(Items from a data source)
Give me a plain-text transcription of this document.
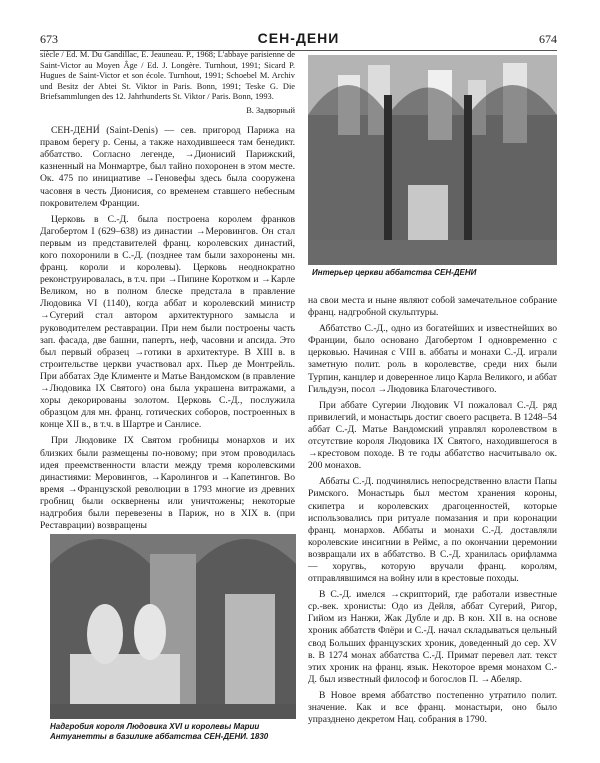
673	СЕН-ДЕНИ	674

siècle / Ed. M. Du Gandillac, E. Jeauneau. P., 1968; L'abbaye parisienne de Saint-Victor au Moyen Âge / Ed. J. Longère. Turnhout, 1991; Sicard P. Hugues de Saint-Victor et son école. Turnhout, 1991; Schoebel M. Archiv und Besitz der Abtei St. Viktor in Paris. Bonn, 1991; Teske G. Die Briefsammlungen des 12. Jahrhunderts St. Viktor / Paris. Bonn, 1993.

В. Задворный

СЕН-ДЕНИ́ (Saint-Denis) — сев. пригород Парижа на правом берегу р. Сены, а также находившееся там бенедикт. аббатство. Согласно легенде, →Дионисий Парижский, казненный на Монмартре, был тайно похоронен в этом месте. Ок. 475 по инициативе →Геновефы здесь была сооружена часовня в честь Дионисия, со временем ставшего небесным покровителем Франции.

Церковь в С.-Д. была построена королем франков Дагобертом I (629–638) из династии →Меровингов. Он стал первым из представителей франц. королевских династий, кого похоронили в С.-Д. (позднее там были захоронены мн. франц. короли и королевы). Церковь неоднократно реконструировалась, в т.ч. при →Пипине Коротком и →Карле Великом, но в полном блеске предстала в правление Людовика VI (1140), когда аббат и королевский министр →Сугерий стал автором архитектурного замысла и руководителем реставрации. При нем были построены часть зап. фасада, две башни, паперть, неф, часовни и апсида. Это был первый образец →готики в архитектуре. В XIII в. в строительстве церкви участвовал арх. Пьер де Монтрейль. При аббатах Эде Клименте и Матье Вандомском (в правление →Людовика IX Святого) она была украшена витражами, а хоры декорированы золотом. Церковь С.-Д., послужила образцом для мн. франц. готических соборов, построенных в конце XII в., в т.ч. в Шартре и Санлисе.

При Людовике IX Святом гробницы монархов и их близких были размещены по-новому; при этом проводилась идея преемственности власти между тремя королевскими династиями: Меровингов, →Каролингов и →Капетингов. Во время →Французской революции в 1793 многие из древних гробниц были осквернены или уничтожены; некоторые надгробия были перевезены в Париж, но в XIX в. (при Реставрации) возвращены

Интерьер церкви аббатства СЕН-ДЕНИ

на свои места и ныне являют собой замечательное собрание франц. надгробной скульптуры.

Аббатство С.-Д., одно из богатейших и известнейших во Франции, было основано Дагобертом I одновременно с церковью. Начиная с VIII в. аббаты и монахи С.-Д. играли заметную полит. роль в королевстве, среди них были Турпин, канцлер и доверенное лицо Карла Великого, и аббат Гильдуэн, посол →Людовика Благочестивого.

При аббате Сугерии Людовик VI пожаловал С.-Д. ряд привилегий, и монастырь достиг своего расцвета. В 1248–54 аббат С.-Д. Матье Вандомский управлял королевством в отсутствие короля Людовика IX Святого, находившегося в →крестовом походе. В те годы аббатство насчитывало ок. 200 монахов.

Аббаты С.-Д. подчинялись непосредственно власти Папы Римского. Монастырь был местом хранения короны, скипетра и королевских драгоценностей, которые использовались при ритуале помазания и при коронации франц. монархов. Аббаты и монахи С.-Д. доставляли королевские инсигнии в Реймс, а по окончании церемонии возвращали их в аббатство. В С.-Д. хранилась орифламма — хоругвь, которую вручали франц. королям, отправлявшимся на войну или в крестовые походы.

В С.-Д. имелся →скрипторий, где работали известные ср.-век. хронисты: Одо из Дейля, аббат Сугерий, Ригор, Гийом из Нанжи, Жак Дубле и др. В кон. XII в. на основе хроник аббатств Флёри и С.-Д. начал складываться цельный свод Больших французских хроник, доведенный до сер. XV в. В 1274 монах аббатства С.-Д. Примат перевел лат. текст этих хроник на франц. язык. Некоторое время монахом С.-Д. был известный философ и богослов П. →Абеляр.

В Новое время аббатство постепенно утратило полит. значение. Как и все франц. монастыри, оно было упразднено декретом Нац. собрания в 1790.

Надгробия короля Людовика XVI и королевы Марии Антуанетты в базилике аббатства СЕН-ДЕНИ. 1830
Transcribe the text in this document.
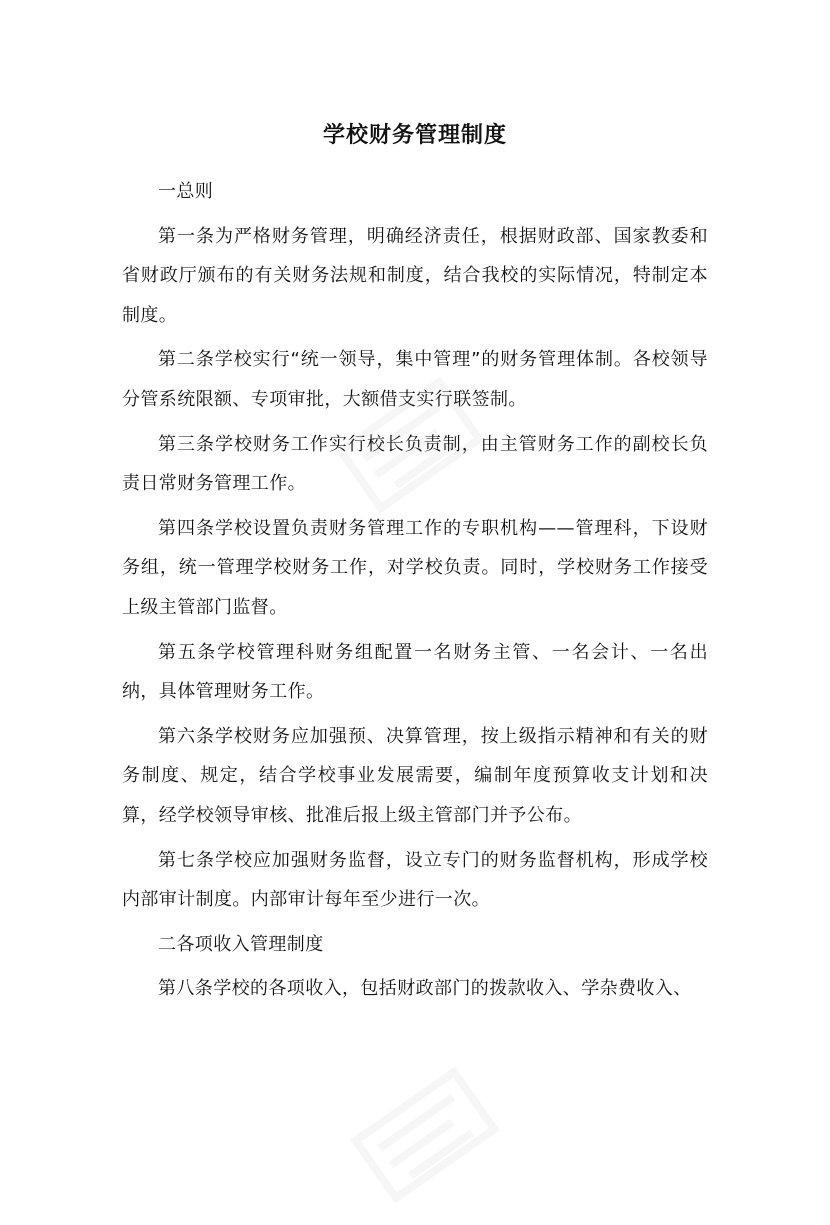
学校财务管理制度

一总则

第一条为严格财务管理，明确经济责任，根据财政部、国家教委和省财政厅颁布的有关财务法规和制度，结合我校的实际情况，特制定本制度。

第二条学校实行“统一领导，集中管理”的财务管理体制。各校领导分管系统限额、专项审批，大额借支实行联签制。

第三条学校财务工作实行校长负责制，由主管财务工作的副校长负责日常财务管理工作。

第四条学校设置负责财务管理工作的专职机构——管理科，下设财务组，统一管理学校财务工作，对学校负责。同时，学校财务工作接受上级主管部门监督。

第五条学校管理科财务组配置一名财务主管、一名会计、一名出纳，具体管理财务工作。

第六条学校财务应加强预、决算管理，按上级指示精神和有关的财务制度、规定，结合学校事业发展需要，编制年度预算收支计划和决算，经学校领导审核、批准后报上级主管部门并予公布。

第七条学校应加强财务监督，设立专门的财务监督机构，形成学校内部审计制度。内部审计每年至少进行一次。

二各项收入管理制度

第八条学校的各项收入，包括财政部门的拨款收入、学杂费收入、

- [What is needed] State the number of lines in the records that include "text", and write nothing else.

- [Output of the task] 2